[Task prompt]:
Nothing in the records may be left out or altered; reproduce them all exactly.

[Material]:
------------------------
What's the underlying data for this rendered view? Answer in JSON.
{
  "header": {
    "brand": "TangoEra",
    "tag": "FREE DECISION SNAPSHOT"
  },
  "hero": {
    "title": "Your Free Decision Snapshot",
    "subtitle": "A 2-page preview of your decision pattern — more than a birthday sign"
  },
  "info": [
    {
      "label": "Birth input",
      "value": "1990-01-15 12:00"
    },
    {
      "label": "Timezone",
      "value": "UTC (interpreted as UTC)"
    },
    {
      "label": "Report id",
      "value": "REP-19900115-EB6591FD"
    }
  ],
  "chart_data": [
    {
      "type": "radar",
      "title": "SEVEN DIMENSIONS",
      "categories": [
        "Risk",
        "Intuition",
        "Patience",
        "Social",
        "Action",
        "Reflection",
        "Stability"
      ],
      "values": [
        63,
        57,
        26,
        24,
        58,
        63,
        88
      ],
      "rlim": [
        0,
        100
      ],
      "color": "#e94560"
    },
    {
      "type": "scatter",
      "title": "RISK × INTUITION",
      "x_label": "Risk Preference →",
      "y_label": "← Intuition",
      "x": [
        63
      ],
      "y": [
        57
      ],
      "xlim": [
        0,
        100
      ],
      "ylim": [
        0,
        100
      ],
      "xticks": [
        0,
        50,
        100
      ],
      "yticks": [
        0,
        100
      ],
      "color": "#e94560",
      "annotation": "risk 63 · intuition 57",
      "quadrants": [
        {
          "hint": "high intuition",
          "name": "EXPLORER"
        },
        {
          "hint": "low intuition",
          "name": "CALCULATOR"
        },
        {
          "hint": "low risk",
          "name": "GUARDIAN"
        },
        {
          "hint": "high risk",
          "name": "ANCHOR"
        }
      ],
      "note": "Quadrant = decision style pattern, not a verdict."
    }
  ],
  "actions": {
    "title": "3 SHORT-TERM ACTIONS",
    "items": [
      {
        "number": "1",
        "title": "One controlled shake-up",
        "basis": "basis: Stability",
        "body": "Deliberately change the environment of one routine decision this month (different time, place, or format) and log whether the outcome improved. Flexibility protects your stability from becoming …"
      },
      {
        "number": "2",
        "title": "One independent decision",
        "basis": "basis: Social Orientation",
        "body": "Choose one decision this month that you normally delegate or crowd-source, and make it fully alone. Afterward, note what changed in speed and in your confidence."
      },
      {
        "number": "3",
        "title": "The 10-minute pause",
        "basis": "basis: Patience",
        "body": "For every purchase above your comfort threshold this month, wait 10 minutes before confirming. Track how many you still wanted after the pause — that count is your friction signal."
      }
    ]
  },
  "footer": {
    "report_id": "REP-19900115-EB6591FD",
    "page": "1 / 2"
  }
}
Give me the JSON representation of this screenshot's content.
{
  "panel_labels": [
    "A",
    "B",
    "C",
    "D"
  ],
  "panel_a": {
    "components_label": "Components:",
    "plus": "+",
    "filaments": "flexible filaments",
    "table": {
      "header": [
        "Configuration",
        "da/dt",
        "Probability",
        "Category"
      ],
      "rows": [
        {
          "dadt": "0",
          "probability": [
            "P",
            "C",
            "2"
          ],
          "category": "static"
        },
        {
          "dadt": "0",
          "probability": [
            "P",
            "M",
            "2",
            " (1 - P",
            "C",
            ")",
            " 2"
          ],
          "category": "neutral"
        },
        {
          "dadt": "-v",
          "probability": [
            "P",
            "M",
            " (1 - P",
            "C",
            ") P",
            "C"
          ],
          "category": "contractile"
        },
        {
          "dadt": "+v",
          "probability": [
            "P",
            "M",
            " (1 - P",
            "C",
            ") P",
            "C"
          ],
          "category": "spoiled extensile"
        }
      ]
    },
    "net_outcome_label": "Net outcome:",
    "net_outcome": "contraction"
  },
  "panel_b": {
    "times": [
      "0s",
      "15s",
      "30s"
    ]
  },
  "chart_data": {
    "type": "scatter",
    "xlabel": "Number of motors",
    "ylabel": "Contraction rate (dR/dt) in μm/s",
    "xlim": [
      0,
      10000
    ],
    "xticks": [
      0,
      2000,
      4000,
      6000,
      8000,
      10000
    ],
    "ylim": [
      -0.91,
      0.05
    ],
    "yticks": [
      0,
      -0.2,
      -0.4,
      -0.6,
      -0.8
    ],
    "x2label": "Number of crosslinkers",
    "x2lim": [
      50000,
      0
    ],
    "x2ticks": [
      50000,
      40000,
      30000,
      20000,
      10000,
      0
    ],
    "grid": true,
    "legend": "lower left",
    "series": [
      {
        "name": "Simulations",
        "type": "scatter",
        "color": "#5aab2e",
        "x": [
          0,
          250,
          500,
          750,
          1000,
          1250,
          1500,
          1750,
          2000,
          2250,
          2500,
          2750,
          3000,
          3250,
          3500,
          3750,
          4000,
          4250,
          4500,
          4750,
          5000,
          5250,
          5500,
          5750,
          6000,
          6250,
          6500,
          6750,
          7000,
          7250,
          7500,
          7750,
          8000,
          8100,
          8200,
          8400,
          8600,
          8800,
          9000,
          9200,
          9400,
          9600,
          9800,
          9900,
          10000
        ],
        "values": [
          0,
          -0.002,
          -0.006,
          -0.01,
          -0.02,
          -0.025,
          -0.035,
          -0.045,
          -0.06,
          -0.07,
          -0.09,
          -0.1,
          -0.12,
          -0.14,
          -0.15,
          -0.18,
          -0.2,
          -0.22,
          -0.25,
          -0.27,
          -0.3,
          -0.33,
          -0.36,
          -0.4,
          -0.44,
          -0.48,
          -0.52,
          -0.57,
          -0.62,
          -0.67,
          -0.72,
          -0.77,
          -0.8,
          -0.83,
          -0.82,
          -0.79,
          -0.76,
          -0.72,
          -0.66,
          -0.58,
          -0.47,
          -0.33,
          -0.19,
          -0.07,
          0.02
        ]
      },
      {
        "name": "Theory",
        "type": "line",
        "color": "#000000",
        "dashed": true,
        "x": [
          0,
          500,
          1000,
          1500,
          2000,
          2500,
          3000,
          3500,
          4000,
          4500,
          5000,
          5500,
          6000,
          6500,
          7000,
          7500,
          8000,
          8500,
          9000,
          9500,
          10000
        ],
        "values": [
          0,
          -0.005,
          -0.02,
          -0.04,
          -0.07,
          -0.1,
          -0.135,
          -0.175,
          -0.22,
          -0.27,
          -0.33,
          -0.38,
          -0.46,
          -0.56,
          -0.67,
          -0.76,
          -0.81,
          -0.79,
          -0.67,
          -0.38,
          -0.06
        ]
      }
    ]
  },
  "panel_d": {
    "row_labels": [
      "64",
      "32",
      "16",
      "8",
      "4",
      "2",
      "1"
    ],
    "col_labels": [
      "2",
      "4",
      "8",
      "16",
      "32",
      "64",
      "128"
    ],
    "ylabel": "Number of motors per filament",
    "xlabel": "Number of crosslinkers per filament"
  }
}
------------------------
[Worked answer]:
What's the underlying data for this rendered view? Answer in JSON.
{
  "header": {
    "brand": "TangoEra",
    "tag": "FREE DECISION SNAPSHOT"
  },
  "hero": {
    "title": "Your Free Decision Snapshot",
    "subtitle": "A 2-page preview of your decision pattern — more than a birthday sign"
  },
  "info": [
    {
      "label": "Birth input",
      "value": "1990-01-15 12:00"
    },
    {
      "label": "Timezone",
      "value": "UTC (interpreted as UTC)"
    },
    {
      "label": "Report id",
      "value": "REP-19900115-EB6591FD"
    }
  ],
  "chart_data": [
    {
      "type": "radar",
      "title": "SEVEN DIMENSIONS",
      "categories": [
        "Risk",
        "Intuition",
        "Patience",
        "Social",
        "Action",
        "Reflection",
        "Stability"
      ],
      "values": [
        63,
        57,
        26,
        24,
        58,
        63,
        88
      ],
      "rlim": [
        0,
        100
      ],
      "color": "#e94560"
    },
    {
      "type": "scatter",
      "title": "RISK × INTUITION",
      "x_label": "Risk Preference →",
      "y_label": "← Intuition",
      "x": [
        63
      ],
      "y": [
        57
      ],
      "xlim": [
        0,
        100
      ],
      "ylim": [
        0,
        100
      ],
      "xticks": [
        0,
        50,
        100
      ],
      "yticks": [
        0,
        100
      ],
      "color": "#e94560",
      "annotation": "risk 63 · intuition 57",
      "quadrants": [
        {
          "hint": "high intuition",
          "name": "EXPLORER"
        },
        {
          "hint": "low intuition",
          "name": "CALCULATOR"
        },
        {
          "hint": "low risk",
          "name": "GUARDIAN"
        },
        {
          "hint": "high risk",
          "name": "ANCHOR"
        }
      ],
      "note": "Quadrant = decision style pattern, not a verdict."
    }
  ],
  "actions": {
    "title": "3 SHORT-TERM ACTIONS",
    "items": [
      {
        "number": "1",
        "title": "One controlled shake-up",
        "basis": "basis: Stability",
        "body": "Deliberately change the environment of one routine decision this month (different time, place, or format) and log whether the outcome improved. Flexibility protects your stability from becoming …"
      },
      {
        "number": "2",
        "title": "One independent decision",
        "basis": "basis: Social Orientation",
        "body": "Choose one decision this month that you normally delegate or crowd-source, and make it fully alone. Afterward, note what changed in speed and in your confidence."
      },
      {
        "number": "3",
        "title": "The 10-minute pause",
        "basis": "basis: Patience",
        "body": "For every purchase above your comfort threshold this month, wait 10 minutes before confirming. Track how many you still wanted after the pause — that count is your friction signal."
      }
    ]
  },
  "footer": {
    "report_id": "REP-19900115-EB6591FD",
    "page": "1 / 2"
  }
}
Give me the JSON representation of this screenshot's content.
{
  "panel_labels": [
    "A",
    "B",
    "C",
    "D"
  ],
  "panel_a": {
    "components_label": "Components:",
    "plus": "+",
    "filaments": "flexible filaments",
    "table": {
      "header": [
        "Configuration",
        "da/dt",
        "Probability",
        "Category"
      ],
      "rows": [
        {
          "dadt": "0",
          "probability": [
            "P",
            "C",
            "2"
          ],
          "category": "static"
        },
        {
          "dadt": "0",
          "probability": [
            "P",
            "M",
            "2",
            " (1 - P",
            "C",
            ")",
            " 2"
          ],
          "category": "neutral"
        },
        {
          "dadt": "-v",
          "probability": [
            "P",
            "M",
            " (1 - P",
            "C",
            ") P",
            "C"
          ],
          "category": "contractile"
        },
        {
          "dadt": "+v",
          "probability": [
            "P",
            "M",
            " (1 - P",
            "C",
            ") P",
            "C"
          ],
          "category": "spoiled extensile"
        }
      ]
    },
    "net_outcome_label": "Net outcome:",
    "net_outcome": "contraction"
  },
  "panel_b": {
    "times": [
      "0s",
      "15s",
      "30s"
    ]
  },
  "chart_data": {
    "type": "scatter",
    "xlabel": "Number of motors",
    "ylabel": "Contraction rate (dR/dt) in μm/s",
    "xlim": [
      0,
      10000
    ],
    "xticks": [
      0,
      2000,
      4000,
      6000,
      8000,
      10000
    ],
    "ylim": [
      -0.91,
      0.05
    ],
    "yticks": [
      0,
      -0.2,
      -0.4,
      -0.6,
      -0.8
    ],
    "x2label": "Number of crosslinkers",
    "x2lim": [
      50000,
      0
    ],
    "x2ticks": [
      50000,
      40000,
      30000,
      20000,
      10000,
      0
    ],
    "grid": true,
    "legend": "lower left",
    "series": [
      {
        "name": "Simulations",
        "type": "scatter",
        "color": "#5aab2e",
        "x": [
          0,
          250,
          500,
          750,
          1000,
          1250,
          1500,
          1750,
          2000,
          2250,
          2500,
          2750,
          3000,
          3250,
          3500,
          3750,
          4000,
          4250,
          4500,
          4750,
          5000,
          5250,
          5500,
          5750,
          6000,
          6250,
          6500,
          6750,
          7000,
          7250,
          7500,
          7750,
          8000,
          8100,
          8200,
          8400,
          8600,
          8800,
          9000,
          9200,
          9400,
          9600,
          9800,
          9900,
          10000
        ],
        "values": [
          0,
          -0.002,
          -0.006,
          -0.01,
          -0.02,
          -0.025,
          -0.035,
          -0.045,
          -0.06,
          -0.07,
          -0.09,
          -0.1,
          -0.12,
          -0.14,
          -0.15,
          -0.18,
          -0.2,
          -0.22,
          -0.25,
          -0.27,
          -0.3,
          -0.33,
          -0.36,
          -0.4,
          -0.44,
          -0.48,
          -0.52,
          -0.57,
          -0.62,
          -0.67,
          -0.72,
          -0.77,
          -0.8,
          -0.83,
          -0.82,
          -0.79,
          -0.76,
          -0.72,
          -0.66,
          -0.58,
          -0.47,
          -0.33,
          -0.19,
          -0.07,
          0.02
        ]
      },
      {
        "name": "Theory",
        "type": "line",
        "color": "#000000",
        "dashed": true,
        "x": [
          0,
          500,
          1000,
          1500,
          2000,
          2500,
          3000,
          3500,
          4000,
          4500,
          5000,
          5500,
          6000,
          6500,
          7000,
          7500,
          8000,
          8500,
          9000,
          9500,
          10000
        ],
        "values": [
          0,
          -0.005,
          -0.02,
          -0.04,
          -0.07,
          -0.1,
          -0.135,
          -0.175,
          -0.22,
          -0.27,
          -0.33,
          -0.38,
          -0.46,
          -0.56,
          -0.67,
          -0.76,
          -0.81,
          -0.79,
          -0.67,
          -0.38,
          -0.06
        ]
      }
    ]
  },
  "panel_d": {
    "row_labels": [
      "64",
      "32",
      "16",
      "8",
      "4",
      "2",
      "1"
    ],
    "col_labels": [
      "2",
      "4",
      "8",
      "16",
      "32",
      "64",
      "128"
    ],
    "ylabel": "Number of motors per filament",
    "xlabel": "Number of crosslinkers per filament"
  }
}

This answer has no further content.